SOURCE EXCERPT:
|---|
In [477]:
import numpy as np
from keras.models import Sequential
from keras.layers import Dense, LSTM, Flatten, GRU
from keras.layers.embeddings import Embedding
from keras.preprocessing import sequence
# fix random seed for reproducibility
np.random.seed(7)
from keras.preprocessing.text import Tokenizer
from keras.preprocessing.sequence import pad_sequences
import pandas as pd
import os
from keras.utils import to_categorical
from keras import backend as K
from keras.models import Model
from keras.models import load_model
import random
from scipy.spatial.distance import cosine

In [2]:
from platform import python_version
print(python_version())

3.6.6


### Exp of classifing movie genres based on their events.


In [319]:
movies = pd.read_csv('../../data/metadata_events_table.tsv', sep = '\t')

In [320]:
print(len(movies))

13017


In [349]:
smr_path = ('../../data/raw/MovieSummaries/indiv_summaries/')
|---|
DATASET EXTRACT:
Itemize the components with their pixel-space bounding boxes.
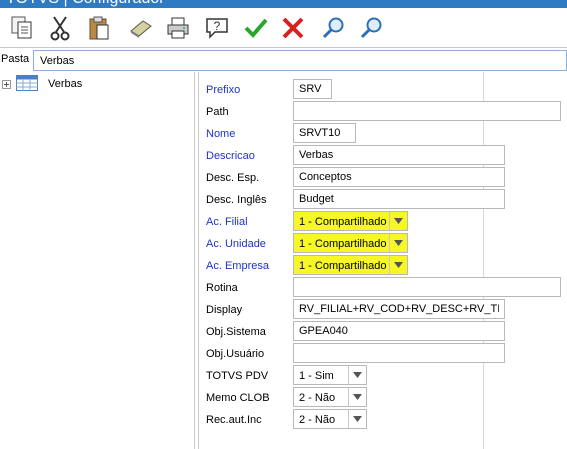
|---|
WHAT TO WORK ON:
(1) In the movie genre notebook, what number does print(len(movies)) show?
(2) Go on with the movie genre notebook from its last line.

EXPECTED RESULTS:
(1) 13017

(2)
smr_list = [item for item in os.listdir(smr_path) if 'txt' in item]

In [351]:
d = {}
for item in smr_list:
    d[item.split('.')[0]] = open(os.path.join(smr_path, item), 'r').read()

In [357]:
movies.Wikipedia_id = movies.Wikipedia_id.astype(str)
movies['Summary'] = movies['Wikipedia_id'].map(d)

In [456]:
movies.head(2)

Unnamed: 0,Wikipedia_id,Freebase_id,Name,Release_date,Revenue,Runtime,Languages,Countries,Genres,Events,vecs,Summary
0,975900,/m/03vyhn,Ghosts of Mars,2001-08-24,14010832.0,98.0,"{""/m/02h40lc"": ""English Language""}","{""/m/09c7w0"": ""United States of America""}","{""/m/01jfsb"": ""Thriller"", ""/m/06n90"": ""Science...","['send', 'hold', 'find', 'learn', 'murder', 'f...","[1.0, -0.8731093406677246, -0.0, -0.9997652173...","Set in the second half of the 22nd century, th..."
1,261236,/m/01mrr1,A Woman in Flames,1983,,106.0,"{""/m/04306rv"": ""German Language""}","{""/m/0345h"": ""Germany""}","{""/m/07s9rl0"": ""Drama""}","['draw', 'learn', 'meet', 'fall', 'enter', 'fi...","[0.0, -0.0, -0.7400037050247192, -0.0, -0.0, 0...","Eva, an upper class housewife, becomes frustra..."


### Encode as one-hot vectors

In [162]:
t = Tokenizer()

In [163]:
events = []
for e in movies.Events.tolist():
    events.append([item.split('-')[0] for item in eval(e)])

In [164]:
# Size of data
print(len(events))

13017


In [165]:
t.fit_on_texts(events)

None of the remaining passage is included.